§ YOUR GOAL: In the entries below, identify every line with the string "Ratio" and copy it.

╭─ EXERCISE MATERIAL

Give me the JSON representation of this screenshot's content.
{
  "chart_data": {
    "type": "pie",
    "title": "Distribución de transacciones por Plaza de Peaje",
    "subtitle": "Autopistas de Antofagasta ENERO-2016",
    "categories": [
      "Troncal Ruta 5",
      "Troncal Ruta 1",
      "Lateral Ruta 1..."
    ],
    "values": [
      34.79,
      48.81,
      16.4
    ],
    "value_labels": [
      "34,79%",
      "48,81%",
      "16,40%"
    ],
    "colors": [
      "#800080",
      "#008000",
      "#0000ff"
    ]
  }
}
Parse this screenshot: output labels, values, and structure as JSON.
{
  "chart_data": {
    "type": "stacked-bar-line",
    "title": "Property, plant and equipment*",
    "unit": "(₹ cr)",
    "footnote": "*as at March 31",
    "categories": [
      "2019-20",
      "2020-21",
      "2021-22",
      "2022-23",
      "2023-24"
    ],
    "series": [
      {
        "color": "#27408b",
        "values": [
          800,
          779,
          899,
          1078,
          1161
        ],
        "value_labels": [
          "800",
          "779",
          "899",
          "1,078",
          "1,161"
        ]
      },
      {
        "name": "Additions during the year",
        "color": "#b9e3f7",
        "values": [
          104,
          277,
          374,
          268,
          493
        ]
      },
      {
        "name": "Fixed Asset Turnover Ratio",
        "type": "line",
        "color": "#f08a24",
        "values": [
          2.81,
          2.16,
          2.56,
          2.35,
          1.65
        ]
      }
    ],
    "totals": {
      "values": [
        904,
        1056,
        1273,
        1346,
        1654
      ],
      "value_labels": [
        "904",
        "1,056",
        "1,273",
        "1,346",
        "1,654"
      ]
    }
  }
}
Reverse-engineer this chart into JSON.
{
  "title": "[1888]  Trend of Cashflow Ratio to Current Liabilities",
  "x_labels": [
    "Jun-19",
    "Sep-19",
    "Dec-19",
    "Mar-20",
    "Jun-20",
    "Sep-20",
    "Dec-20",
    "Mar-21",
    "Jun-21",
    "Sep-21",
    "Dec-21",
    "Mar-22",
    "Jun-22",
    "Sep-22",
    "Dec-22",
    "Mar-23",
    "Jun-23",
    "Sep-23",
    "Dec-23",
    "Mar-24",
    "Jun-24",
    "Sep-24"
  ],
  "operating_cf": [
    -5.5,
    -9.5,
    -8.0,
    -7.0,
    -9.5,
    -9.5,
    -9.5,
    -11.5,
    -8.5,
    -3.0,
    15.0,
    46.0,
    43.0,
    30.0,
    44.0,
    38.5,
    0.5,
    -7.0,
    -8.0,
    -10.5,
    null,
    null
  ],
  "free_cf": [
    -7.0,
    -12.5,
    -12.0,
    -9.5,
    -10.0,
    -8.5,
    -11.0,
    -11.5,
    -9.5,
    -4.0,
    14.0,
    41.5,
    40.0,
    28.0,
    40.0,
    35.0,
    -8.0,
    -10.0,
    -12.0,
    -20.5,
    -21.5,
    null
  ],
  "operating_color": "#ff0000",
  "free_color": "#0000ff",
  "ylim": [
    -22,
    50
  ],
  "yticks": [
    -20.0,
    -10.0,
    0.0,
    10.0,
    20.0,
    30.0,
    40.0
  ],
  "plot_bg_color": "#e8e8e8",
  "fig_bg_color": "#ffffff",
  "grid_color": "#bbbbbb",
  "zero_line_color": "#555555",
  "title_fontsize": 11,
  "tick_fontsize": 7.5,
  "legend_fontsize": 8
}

╰─

§ SOLUTION FOR THIS PROBLEM:
        "name": "Fixed Asset Turnover Ratio",
  "title": "[1888]  Trend of Cashflow Ratio to Current Liabilities",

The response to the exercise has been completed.